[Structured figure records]
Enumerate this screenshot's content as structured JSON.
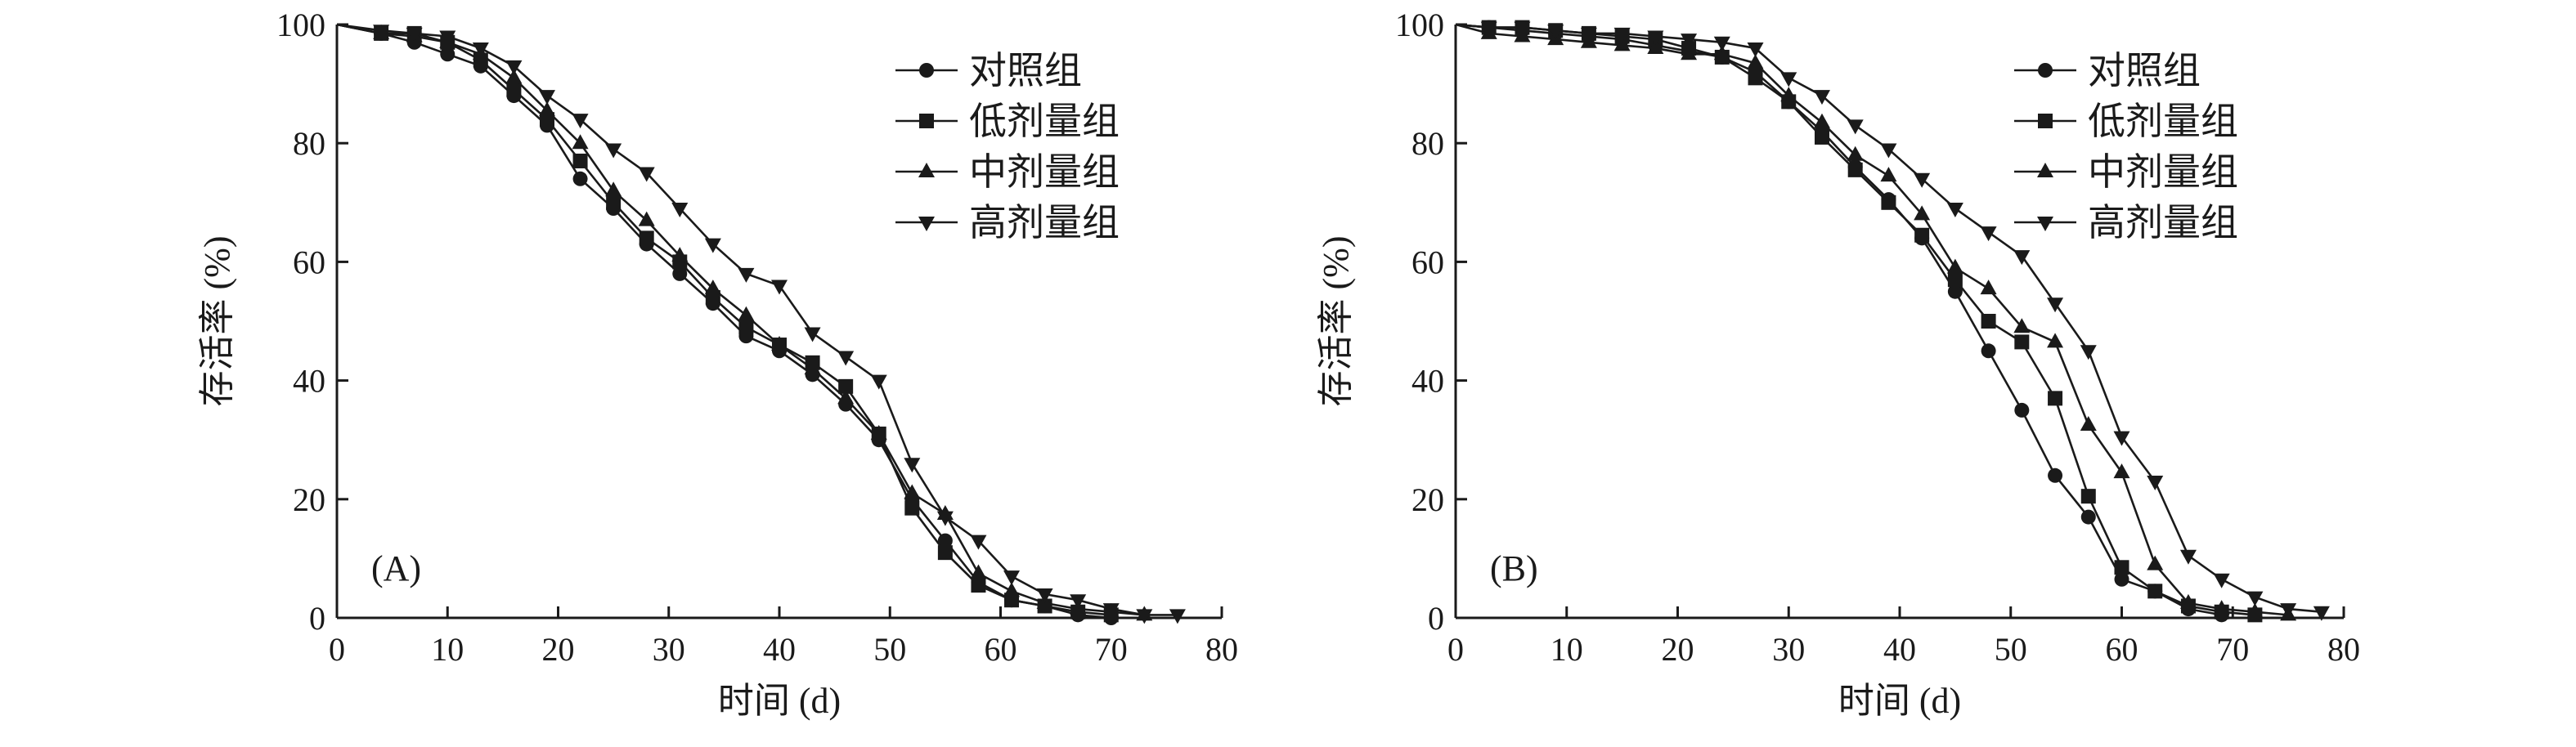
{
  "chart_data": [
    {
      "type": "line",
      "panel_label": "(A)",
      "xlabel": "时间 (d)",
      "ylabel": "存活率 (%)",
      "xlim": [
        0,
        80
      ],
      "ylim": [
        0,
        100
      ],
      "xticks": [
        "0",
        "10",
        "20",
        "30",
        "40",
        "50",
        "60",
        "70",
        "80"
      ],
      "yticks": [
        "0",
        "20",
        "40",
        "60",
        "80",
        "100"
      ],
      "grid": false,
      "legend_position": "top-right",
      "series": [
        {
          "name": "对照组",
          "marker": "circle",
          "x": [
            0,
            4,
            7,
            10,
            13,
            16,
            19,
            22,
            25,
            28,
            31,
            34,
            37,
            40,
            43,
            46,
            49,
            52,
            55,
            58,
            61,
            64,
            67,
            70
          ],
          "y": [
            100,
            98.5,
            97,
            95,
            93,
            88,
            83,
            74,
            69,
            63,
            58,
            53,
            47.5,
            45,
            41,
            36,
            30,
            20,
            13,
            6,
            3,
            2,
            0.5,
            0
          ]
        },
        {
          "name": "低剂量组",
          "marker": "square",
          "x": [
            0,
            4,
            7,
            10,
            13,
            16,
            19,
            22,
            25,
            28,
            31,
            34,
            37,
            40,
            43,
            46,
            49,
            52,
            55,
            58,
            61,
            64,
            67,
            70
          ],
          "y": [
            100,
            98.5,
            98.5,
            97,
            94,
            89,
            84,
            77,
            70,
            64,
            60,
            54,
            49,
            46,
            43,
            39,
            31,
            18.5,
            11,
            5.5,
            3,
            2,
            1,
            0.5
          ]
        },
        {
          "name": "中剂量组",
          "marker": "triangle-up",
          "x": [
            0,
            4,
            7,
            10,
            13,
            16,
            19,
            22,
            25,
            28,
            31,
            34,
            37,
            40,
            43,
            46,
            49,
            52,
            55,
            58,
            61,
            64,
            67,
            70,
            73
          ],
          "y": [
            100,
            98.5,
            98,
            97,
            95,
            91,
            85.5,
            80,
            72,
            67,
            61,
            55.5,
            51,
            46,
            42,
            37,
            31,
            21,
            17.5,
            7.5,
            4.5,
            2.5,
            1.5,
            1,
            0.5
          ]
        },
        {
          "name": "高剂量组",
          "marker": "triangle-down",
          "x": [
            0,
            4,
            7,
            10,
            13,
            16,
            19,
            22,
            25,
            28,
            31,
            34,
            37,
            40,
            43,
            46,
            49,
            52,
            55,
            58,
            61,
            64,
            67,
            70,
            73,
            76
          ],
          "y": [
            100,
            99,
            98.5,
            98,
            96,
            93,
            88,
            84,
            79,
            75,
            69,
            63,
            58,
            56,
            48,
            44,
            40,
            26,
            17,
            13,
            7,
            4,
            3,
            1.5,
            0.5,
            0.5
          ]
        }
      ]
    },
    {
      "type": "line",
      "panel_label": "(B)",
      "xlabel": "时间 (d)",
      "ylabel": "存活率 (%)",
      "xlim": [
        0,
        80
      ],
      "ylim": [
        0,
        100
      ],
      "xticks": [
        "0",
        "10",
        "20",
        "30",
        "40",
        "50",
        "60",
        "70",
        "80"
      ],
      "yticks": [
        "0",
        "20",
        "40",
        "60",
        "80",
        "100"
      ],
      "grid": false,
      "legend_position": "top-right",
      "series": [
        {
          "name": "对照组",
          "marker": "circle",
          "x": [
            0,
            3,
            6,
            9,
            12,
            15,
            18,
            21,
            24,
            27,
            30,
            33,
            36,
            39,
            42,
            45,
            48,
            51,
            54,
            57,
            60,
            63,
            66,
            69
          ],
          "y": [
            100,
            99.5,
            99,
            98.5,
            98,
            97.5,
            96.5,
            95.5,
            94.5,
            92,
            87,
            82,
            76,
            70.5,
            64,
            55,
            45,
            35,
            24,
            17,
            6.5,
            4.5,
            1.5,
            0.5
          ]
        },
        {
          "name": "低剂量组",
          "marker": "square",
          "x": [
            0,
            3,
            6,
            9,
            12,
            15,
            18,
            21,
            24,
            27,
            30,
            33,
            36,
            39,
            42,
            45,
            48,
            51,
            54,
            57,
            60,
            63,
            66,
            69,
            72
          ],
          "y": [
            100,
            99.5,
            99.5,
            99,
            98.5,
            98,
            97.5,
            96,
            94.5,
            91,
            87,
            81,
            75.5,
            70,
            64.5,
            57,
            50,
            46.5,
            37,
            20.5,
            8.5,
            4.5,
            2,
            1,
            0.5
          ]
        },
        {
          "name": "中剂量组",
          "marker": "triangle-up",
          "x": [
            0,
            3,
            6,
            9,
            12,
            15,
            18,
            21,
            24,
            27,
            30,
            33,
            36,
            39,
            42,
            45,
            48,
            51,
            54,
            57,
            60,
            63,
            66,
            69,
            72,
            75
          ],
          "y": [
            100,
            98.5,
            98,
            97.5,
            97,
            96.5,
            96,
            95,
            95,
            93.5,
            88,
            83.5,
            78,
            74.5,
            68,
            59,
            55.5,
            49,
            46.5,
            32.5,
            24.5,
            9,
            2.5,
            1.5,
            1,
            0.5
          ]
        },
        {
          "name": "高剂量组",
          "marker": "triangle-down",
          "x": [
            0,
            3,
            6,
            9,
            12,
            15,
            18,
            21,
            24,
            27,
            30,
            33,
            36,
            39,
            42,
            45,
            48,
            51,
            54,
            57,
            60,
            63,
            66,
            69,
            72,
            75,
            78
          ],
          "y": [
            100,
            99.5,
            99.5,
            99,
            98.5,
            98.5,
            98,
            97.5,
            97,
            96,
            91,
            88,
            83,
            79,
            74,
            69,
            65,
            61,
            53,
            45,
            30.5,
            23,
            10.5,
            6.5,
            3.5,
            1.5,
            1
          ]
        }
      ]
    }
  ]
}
...
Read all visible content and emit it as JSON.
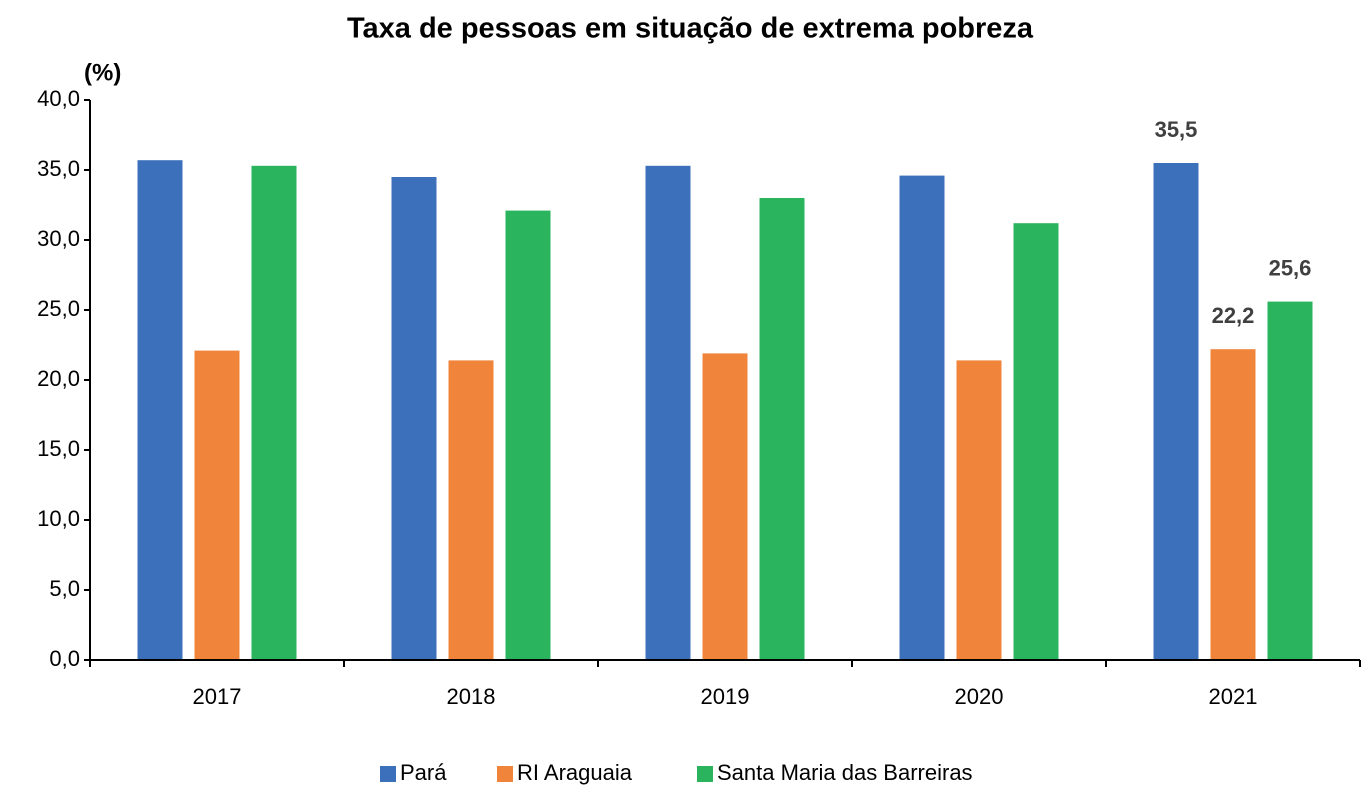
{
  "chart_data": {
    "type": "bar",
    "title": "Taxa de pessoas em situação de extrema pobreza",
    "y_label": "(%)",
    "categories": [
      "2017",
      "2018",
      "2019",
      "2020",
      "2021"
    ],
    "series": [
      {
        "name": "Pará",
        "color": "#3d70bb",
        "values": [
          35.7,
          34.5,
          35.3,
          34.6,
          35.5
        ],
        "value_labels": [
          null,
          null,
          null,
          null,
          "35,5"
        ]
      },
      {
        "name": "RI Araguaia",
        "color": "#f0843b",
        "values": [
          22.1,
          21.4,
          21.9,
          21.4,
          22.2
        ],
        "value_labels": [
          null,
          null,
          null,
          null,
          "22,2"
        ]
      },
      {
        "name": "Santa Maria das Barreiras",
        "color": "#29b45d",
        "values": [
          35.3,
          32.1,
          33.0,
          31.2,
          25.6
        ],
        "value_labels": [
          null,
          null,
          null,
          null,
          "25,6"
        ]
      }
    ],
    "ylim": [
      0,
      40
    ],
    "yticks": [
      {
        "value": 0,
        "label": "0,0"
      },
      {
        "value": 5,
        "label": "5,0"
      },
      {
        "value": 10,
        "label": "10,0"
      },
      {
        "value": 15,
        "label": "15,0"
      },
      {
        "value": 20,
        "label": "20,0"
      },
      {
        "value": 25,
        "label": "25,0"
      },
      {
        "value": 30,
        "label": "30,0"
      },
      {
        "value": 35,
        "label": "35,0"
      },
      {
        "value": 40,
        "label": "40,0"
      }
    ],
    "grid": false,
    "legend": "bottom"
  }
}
==
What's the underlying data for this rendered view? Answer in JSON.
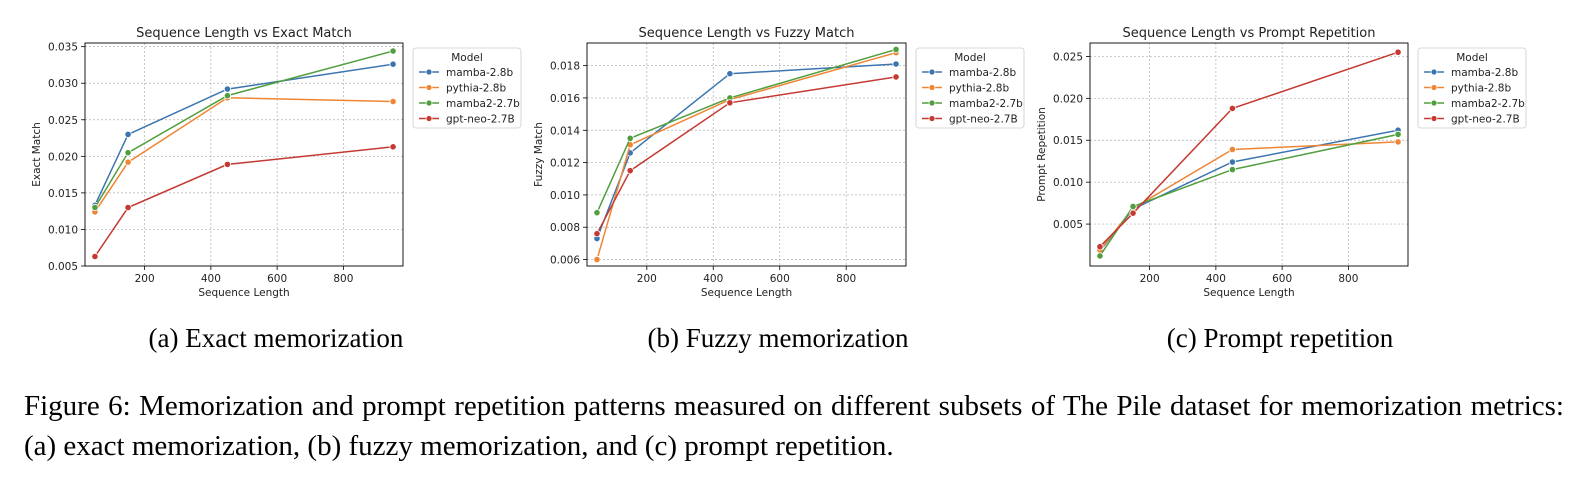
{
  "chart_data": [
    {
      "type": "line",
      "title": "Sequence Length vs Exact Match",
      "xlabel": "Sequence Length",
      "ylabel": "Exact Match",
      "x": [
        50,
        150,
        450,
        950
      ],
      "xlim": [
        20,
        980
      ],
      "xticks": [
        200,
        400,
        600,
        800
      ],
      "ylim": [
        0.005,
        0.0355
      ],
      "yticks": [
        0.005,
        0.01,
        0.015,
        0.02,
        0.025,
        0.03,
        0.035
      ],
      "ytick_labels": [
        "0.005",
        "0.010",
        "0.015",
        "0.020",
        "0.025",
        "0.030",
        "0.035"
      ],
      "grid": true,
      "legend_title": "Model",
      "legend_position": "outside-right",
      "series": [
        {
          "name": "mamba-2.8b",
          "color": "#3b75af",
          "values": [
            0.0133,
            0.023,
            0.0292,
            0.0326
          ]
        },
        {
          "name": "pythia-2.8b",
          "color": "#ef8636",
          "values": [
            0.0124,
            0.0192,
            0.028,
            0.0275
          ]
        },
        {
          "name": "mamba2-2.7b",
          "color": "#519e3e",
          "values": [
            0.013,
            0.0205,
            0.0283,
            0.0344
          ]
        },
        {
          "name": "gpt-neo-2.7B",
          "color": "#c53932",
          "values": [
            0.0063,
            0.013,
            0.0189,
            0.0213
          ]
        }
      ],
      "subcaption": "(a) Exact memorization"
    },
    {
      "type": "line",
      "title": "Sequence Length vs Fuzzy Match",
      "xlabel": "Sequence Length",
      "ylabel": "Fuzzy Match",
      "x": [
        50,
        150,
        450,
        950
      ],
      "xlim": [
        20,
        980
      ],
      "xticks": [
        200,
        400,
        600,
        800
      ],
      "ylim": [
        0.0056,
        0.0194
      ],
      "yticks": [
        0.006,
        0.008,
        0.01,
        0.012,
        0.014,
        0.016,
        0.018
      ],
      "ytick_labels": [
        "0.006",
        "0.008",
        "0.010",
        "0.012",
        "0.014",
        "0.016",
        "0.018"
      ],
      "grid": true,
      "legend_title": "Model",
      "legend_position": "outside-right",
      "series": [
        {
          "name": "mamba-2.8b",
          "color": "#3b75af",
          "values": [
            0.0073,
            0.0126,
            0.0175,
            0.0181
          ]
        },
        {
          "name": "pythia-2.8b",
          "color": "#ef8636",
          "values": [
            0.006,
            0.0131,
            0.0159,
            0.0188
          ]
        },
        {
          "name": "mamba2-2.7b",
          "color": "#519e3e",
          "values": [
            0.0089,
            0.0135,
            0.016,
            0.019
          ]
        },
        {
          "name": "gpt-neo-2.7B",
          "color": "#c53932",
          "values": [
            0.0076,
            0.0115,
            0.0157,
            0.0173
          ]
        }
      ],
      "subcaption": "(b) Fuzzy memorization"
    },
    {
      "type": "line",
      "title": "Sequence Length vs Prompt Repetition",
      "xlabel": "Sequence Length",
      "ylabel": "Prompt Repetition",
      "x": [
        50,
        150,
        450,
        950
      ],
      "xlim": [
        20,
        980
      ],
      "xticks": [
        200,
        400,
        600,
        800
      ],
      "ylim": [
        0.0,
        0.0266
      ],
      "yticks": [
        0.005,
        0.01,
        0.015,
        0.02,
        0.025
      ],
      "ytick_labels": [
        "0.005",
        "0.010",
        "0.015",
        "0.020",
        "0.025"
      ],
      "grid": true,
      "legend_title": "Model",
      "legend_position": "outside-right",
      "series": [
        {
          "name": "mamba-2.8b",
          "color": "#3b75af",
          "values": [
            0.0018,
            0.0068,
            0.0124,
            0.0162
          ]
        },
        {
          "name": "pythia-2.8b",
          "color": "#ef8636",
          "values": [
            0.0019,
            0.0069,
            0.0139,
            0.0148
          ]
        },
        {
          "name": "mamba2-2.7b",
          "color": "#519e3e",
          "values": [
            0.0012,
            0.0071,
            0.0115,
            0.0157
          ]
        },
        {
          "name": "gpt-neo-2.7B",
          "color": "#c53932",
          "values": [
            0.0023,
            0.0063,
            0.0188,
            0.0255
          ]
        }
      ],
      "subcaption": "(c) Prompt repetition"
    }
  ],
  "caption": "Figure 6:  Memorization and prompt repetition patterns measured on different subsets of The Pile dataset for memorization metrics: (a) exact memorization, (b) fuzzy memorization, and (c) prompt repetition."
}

> SET PROBLEM
Write the number of lines containing the word "this" and nothing besides it.

> TASK RESPONSE
2